*TASK BRIEF*
Report how many lines hold the string "Omega". Give the number and nothing else.

[Items from a dataset]
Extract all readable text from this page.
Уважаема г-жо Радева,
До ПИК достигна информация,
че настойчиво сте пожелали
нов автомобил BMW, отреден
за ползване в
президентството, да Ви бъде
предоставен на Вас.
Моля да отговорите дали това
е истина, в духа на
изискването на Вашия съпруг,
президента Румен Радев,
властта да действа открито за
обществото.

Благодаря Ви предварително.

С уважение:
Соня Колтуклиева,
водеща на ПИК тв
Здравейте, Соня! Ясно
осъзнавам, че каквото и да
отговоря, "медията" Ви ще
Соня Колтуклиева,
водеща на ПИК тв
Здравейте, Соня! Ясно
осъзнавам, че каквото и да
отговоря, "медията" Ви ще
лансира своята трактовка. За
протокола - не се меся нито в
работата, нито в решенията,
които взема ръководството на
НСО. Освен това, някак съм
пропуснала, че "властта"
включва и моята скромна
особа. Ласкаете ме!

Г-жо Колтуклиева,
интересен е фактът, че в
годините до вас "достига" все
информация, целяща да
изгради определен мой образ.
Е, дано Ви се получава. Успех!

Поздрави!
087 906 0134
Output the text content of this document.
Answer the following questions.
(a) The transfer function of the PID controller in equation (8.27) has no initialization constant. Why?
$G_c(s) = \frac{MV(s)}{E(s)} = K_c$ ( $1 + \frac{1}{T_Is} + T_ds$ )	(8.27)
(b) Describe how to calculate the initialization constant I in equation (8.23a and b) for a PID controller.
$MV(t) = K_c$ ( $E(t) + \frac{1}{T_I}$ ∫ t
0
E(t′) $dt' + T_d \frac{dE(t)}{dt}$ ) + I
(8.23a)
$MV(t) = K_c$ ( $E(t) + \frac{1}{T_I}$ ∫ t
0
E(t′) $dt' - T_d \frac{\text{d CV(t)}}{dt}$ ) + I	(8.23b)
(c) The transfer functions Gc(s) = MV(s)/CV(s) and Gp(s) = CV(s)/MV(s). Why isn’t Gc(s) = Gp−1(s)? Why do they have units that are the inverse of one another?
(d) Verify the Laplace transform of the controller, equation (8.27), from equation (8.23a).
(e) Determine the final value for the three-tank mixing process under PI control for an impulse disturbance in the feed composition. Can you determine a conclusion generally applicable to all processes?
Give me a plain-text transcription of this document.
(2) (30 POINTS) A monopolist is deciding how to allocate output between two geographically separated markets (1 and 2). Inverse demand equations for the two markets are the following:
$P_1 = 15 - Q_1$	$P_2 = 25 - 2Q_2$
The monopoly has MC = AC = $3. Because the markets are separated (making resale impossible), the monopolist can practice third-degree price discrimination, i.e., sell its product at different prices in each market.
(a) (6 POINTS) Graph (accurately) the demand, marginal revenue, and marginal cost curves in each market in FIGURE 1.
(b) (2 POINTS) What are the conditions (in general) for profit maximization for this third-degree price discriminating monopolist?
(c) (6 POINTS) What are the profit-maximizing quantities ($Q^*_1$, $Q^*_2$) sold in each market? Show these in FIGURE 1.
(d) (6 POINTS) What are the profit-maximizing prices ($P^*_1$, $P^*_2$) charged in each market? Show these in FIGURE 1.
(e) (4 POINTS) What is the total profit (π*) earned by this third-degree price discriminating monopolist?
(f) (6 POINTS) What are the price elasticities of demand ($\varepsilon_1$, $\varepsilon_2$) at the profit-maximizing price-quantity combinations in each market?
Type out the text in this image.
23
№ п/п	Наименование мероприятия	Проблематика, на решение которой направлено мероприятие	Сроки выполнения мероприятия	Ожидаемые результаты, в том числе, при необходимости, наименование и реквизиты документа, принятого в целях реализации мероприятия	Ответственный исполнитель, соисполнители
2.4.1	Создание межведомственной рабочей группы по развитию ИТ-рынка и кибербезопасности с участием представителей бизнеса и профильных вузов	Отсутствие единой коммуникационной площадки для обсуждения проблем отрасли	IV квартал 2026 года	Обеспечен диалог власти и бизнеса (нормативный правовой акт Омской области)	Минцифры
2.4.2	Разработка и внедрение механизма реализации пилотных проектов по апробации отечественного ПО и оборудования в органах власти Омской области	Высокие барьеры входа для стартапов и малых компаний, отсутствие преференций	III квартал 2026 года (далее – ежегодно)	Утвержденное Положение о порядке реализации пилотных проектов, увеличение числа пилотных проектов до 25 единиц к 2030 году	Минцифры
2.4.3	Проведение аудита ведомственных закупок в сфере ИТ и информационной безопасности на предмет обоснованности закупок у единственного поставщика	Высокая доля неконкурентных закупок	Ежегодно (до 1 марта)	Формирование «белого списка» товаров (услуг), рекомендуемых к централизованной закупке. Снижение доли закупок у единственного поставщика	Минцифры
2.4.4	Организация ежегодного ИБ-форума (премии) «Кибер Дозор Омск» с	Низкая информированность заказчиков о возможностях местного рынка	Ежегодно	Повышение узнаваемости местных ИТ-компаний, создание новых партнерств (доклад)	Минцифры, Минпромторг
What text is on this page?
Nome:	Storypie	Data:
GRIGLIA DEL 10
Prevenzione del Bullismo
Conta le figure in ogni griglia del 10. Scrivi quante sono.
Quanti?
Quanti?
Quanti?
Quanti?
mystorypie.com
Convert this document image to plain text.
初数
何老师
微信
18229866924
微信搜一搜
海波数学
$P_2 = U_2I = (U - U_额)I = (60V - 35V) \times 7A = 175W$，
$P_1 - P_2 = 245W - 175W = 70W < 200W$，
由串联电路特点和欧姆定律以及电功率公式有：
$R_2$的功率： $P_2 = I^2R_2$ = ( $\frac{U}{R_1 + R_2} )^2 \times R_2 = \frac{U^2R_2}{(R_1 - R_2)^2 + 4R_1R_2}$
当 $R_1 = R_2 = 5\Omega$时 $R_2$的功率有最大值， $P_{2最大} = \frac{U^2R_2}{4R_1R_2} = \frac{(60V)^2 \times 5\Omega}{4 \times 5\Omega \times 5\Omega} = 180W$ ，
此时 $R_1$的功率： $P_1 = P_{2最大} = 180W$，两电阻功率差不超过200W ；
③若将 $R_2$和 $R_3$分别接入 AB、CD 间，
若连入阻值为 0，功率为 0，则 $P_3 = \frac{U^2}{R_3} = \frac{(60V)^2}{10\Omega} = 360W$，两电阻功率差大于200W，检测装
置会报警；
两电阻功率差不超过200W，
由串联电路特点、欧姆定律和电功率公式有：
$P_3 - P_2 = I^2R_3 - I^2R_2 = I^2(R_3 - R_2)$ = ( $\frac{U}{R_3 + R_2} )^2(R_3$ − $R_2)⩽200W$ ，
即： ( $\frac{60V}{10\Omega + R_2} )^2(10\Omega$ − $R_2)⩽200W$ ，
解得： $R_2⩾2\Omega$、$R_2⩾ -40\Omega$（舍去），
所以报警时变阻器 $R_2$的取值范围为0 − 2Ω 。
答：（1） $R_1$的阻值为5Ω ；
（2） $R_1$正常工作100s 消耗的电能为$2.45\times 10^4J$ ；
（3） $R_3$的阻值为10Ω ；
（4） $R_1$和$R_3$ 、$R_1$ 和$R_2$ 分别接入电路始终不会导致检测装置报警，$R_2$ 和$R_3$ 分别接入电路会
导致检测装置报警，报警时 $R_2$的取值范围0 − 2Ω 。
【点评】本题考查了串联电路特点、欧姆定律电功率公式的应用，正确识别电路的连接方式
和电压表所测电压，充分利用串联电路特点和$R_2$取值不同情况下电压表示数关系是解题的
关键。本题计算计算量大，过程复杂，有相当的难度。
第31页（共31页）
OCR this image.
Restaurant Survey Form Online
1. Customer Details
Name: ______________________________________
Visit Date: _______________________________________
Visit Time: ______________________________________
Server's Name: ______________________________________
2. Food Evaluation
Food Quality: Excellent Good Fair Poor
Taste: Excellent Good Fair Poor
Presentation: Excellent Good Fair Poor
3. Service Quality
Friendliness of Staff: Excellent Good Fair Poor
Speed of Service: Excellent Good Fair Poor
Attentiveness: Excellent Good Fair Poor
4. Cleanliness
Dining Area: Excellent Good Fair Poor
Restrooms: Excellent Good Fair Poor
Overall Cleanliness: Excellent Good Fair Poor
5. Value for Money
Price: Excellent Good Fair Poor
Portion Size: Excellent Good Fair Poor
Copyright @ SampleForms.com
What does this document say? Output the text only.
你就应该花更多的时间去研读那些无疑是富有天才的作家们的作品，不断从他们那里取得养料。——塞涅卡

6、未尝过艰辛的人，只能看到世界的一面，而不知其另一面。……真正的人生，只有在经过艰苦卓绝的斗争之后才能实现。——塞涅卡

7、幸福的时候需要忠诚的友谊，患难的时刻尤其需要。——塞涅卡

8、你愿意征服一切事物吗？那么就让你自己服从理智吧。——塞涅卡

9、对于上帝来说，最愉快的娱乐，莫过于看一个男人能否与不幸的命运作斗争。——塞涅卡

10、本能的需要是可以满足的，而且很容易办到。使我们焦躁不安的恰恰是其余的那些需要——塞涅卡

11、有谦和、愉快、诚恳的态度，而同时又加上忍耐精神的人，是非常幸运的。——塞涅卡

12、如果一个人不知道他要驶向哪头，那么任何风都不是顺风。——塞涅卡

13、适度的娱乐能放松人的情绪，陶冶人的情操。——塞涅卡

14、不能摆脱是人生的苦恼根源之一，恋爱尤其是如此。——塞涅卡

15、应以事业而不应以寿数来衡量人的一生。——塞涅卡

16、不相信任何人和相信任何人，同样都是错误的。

*COMPLETE OUTPUT*
4